Work required ▸ Return every record exactly as written.

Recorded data

________________

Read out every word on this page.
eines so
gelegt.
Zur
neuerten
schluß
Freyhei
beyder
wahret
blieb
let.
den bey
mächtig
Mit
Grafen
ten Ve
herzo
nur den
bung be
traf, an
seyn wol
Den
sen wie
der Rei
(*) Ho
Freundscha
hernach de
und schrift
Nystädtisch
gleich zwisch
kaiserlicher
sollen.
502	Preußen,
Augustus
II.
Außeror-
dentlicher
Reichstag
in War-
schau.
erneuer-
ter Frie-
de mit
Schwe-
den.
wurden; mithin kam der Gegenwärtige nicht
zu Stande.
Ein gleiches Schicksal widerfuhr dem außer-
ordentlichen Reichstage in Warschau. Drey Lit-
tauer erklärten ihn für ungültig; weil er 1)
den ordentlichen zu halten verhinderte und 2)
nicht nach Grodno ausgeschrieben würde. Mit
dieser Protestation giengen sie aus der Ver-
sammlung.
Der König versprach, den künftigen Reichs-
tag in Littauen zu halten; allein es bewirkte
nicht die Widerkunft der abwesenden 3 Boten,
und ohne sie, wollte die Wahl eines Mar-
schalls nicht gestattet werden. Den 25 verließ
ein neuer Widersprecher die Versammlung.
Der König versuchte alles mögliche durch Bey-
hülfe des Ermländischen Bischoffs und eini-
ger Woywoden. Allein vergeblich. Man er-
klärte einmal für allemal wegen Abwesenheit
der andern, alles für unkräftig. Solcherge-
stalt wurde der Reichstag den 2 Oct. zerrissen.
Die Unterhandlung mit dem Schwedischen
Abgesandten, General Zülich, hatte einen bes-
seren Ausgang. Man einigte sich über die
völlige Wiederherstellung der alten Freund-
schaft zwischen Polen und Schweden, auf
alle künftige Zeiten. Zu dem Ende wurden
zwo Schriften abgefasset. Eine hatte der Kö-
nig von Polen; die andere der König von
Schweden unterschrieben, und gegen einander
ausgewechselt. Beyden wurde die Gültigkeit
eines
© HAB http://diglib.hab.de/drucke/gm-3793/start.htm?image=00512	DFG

________________

Response below ▸
Read out every word on this page.
eines so
gelegt.
Zur
neuerten
schluß
Freyhei
beyder
wahret
blieb
let.
den bey
mächtig
Mit
Grafen
ten Ve
herzo
nur den
bung be
traf, an
seyn wol
Den
sen wie
der Rei
(*) Ho
Freundscha
hernach de
und schrift
Nystädtisch
gleich zwisch
kaiserlicher
sollen.
502	Preußen,
Augustus
II.
Außeror-
dentlicher
Reichstag
in War-
schau.
erneuer-
ter Frie-
de mit
Schwe-
den.
wurden; mithin kam der Gegenwärtige nicht
zu Stande.
Ein gleiches Schicksal widerfuhr dem außer-
ordentlichen Reichstage in Warschau. Drey Lit-
tauer erklärten ihn für ungültig; weil er 1)
den ordentlichen zu halten verhinderte und 2)
nicht nach Grodno ausgeschrieben würde. Mit
dieser Protestation giengen sie aus der Ver-
sammlung.
Der König versprach, den künftigen Reichs-
tag in Littauen zu halten; allein es bewirkte
nicht die Widerkunft der abwesenden 3 Boten,
und ohne sie, wollte die Wahl eines Mar-
schalls nicht gestattet werden. Den 25 verließ
ein neuer Widersprecher die Versammlung.
Der König versuchte alles mögliche durch Bey-
hülfe des Ermländischen Bischoffs und eini-
ger Woywoden. Allein vergeblich. Man er-
klärte einmal für allemal wegen Abwesenheit
der andern, alles für unkräftig. Solcherge-
stalt wurde der Reichstag den 2 Oct. zerrissen.
Die Unterhandlung mit dem Schwedischen
Abgesandten, General Zülich, hatte einen bes-
seren Ausgang. Man einigte sich über die
völlige Wiederherstellung der alten Freund-
schaft zwischen Polen und Schweden, auf
alle künftige Zeiten. Zu dem Ende wurden
zwo Schriften abgefasset. Eine hatte der Kö-
nig von Polen; die andere der König von
Schweden unterschrieben, und gegen einander
ausgewechselt. Beyden wurde die Gültigkeit
eines
© HAB http://diglib.hab.de/drucke/gm-3793/start.htm?image=00512	DFG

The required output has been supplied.